Exclude the pictures and reproduce the remaining data exactly as written.

start Material provided

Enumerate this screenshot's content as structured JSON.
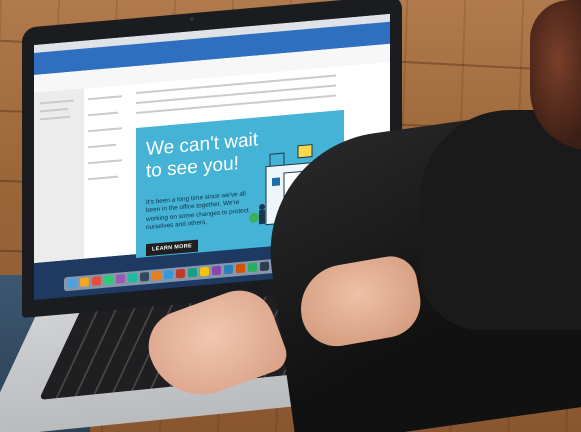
{
  "email": {
    "headline": "We can't wait\nto see you!",
    "body": "It's been a long time since we've all been in the office together. We're working on some changes to protect ourselves and others.",
    "cta_label": "LEARN MORE"
  },
  "colors": {
    "email_background": "#45b3d5",
    "outlook_ribbon": "#2e6fc0",
    "cta_background": "#1f1f1f",
    "desktop": "#1e3a63"
  },
  "icons": [
    "outlook-ribbon",
    "dock-apps",
    "building-illustration",
    "person-illustration"
  ]
}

end Material provided

# Expected output:
Enumerate this screenshot's content as structured JSON.
{
  "email": {
    "headline": "We can't wait\nto see you!",
    "body": "It's been a long time since we've all been in the office together. We're working on some changes to protect ourselves and others.",
    "cta_label": "LEARN MORE"
  },
  "colors": {
    "email_background": "#45b3d5",
    "outlook_ribbon": "#2e6fc0",
    "cta_background": "#1f1f1f",
    "desktop": "#1e3a63"
  },
  "icons": [
    "outlook-ribbon",
    "dock-apps",
    "building-illustration",
    "person-illustration"
  ]
}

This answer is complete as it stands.